## [WHAT TO PRODUCE]
Within the listing below, locate all lines containing the word "Bloi". Copy each one.

## [STORED RECORDS]
start
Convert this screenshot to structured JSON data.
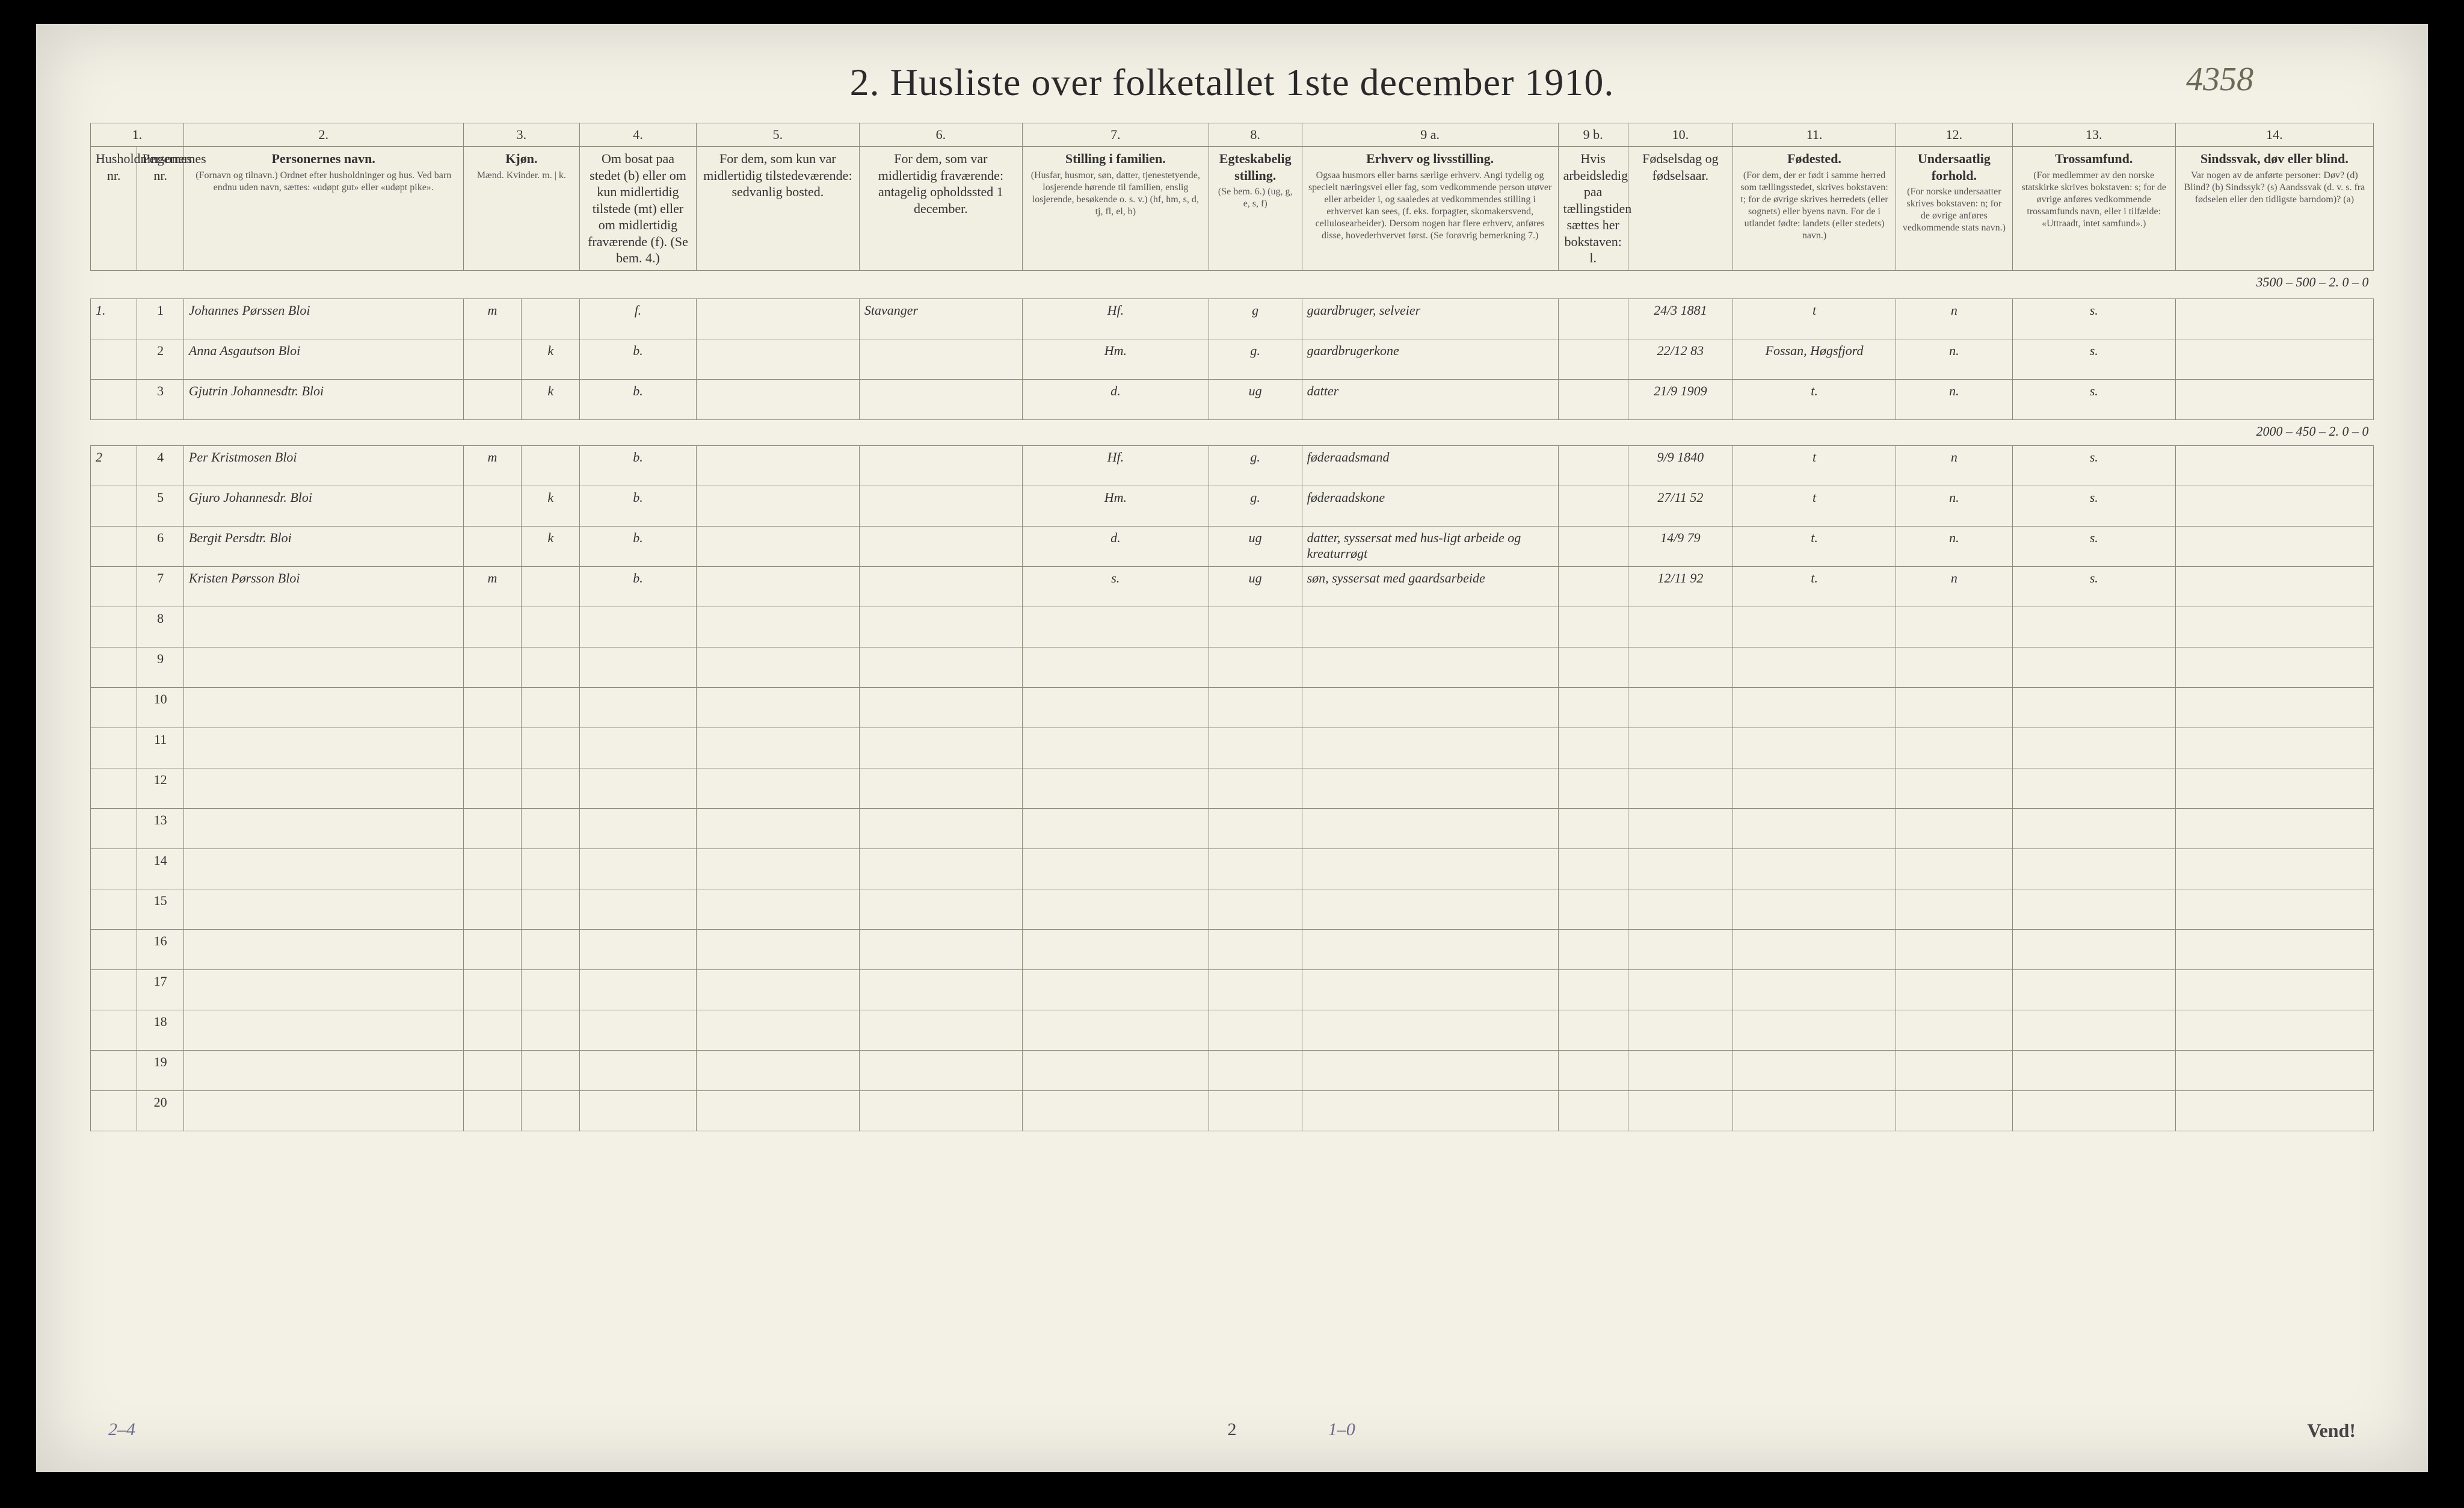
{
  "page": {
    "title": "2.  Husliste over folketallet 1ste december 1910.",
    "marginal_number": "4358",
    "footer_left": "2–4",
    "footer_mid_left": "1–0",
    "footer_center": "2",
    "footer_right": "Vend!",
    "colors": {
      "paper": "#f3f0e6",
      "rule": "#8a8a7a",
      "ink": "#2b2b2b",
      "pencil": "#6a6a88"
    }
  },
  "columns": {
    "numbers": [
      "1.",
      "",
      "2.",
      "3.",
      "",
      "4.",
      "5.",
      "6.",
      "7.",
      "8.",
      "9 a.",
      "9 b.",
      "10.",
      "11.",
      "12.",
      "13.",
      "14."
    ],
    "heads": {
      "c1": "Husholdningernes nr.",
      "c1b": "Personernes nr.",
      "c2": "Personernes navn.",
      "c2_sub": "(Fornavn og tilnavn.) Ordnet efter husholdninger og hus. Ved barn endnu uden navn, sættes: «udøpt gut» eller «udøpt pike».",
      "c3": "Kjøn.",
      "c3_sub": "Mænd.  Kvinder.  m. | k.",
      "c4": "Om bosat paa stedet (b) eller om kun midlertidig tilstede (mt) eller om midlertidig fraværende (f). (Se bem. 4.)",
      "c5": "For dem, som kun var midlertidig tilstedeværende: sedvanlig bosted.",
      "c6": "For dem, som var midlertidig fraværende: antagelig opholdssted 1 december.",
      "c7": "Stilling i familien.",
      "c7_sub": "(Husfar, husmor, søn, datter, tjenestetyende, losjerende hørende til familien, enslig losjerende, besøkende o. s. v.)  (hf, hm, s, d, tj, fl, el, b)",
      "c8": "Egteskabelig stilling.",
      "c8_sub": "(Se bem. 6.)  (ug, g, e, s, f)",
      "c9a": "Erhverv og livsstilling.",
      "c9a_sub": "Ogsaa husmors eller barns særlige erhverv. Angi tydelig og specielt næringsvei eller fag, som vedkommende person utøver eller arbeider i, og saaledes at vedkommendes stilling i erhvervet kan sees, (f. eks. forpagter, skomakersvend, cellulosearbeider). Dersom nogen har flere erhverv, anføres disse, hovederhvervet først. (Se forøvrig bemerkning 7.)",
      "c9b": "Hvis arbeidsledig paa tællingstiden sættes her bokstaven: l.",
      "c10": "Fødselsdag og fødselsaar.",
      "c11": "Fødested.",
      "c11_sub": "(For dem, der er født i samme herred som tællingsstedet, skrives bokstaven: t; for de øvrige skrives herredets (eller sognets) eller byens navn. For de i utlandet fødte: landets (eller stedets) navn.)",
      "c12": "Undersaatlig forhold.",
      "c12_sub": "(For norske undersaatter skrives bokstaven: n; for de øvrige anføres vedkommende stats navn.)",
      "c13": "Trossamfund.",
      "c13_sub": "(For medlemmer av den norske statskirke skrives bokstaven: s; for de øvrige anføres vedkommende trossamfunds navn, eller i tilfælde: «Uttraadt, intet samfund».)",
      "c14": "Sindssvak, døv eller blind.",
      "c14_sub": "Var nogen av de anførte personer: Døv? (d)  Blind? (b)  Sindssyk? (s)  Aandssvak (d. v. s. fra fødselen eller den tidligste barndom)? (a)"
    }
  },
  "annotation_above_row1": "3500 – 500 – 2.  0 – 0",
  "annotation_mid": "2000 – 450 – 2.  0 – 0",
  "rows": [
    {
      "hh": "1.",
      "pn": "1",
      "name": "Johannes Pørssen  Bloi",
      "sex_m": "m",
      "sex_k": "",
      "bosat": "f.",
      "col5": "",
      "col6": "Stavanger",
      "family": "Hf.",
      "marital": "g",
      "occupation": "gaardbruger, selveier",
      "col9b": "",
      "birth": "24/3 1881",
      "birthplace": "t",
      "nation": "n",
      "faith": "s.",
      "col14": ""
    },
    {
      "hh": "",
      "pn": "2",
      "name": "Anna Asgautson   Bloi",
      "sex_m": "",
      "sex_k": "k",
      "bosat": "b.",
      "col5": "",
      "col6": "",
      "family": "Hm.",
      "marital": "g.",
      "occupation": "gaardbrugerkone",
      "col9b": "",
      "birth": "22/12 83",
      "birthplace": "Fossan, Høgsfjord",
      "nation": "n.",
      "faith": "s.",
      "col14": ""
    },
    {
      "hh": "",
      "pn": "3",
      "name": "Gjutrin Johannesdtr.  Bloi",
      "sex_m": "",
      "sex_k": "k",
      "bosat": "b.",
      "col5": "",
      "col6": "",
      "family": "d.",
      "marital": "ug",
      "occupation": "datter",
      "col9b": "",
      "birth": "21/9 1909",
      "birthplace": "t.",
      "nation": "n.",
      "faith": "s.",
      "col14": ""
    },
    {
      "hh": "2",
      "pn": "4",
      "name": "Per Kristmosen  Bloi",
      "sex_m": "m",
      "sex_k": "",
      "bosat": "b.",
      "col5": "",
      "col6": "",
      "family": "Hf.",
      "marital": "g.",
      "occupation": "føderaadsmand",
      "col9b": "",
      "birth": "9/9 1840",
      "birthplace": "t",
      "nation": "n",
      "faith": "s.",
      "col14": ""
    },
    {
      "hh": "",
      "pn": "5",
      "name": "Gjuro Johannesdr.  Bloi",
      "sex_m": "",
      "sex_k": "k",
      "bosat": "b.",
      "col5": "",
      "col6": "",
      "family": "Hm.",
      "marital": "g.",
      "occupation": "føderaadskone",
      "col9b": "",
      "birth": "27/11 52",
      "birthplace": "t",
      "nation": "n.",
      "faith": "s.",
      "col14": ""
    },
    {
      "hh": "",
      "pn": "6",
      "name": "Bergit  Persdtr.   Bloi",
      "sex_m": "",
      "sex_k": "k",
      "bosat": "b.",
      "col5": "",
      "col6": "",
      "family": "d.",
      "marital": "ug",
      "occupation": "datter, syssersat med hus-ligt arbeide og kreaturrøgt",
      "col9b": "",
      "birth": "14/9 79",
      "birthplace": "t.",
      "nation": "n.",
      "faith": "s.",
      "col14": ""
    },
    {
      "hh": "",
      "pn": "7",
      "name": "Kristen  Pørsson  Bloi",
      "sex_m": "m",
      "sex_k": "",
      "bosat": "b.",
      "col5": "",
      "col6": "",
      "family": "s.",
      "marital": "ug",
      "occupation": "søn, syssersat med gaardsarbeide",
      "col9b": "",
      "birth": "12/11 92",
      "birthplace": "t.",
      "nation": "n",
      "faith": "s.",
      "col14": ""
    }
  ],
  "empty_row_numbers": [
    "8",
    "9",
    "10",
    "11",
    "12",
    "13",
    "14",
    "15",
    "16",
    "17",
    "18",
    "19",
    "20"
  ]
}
end
## [WRITTEN ANSWER]
      "name": "Johannes Pørssen  Bloi",
      "name": "Anna Asgautson   Bloi",
      "name": "Gjutrin Johannesdtr.  Bloi",
      "name": "Per Kristmosen  Bloi",
      "name": "Gjuro Johannesdr.  Bloi",
      "name": "Bergit  Persdtr.   Bloi",
      "name": "Kristen  Pørsson  Bloi",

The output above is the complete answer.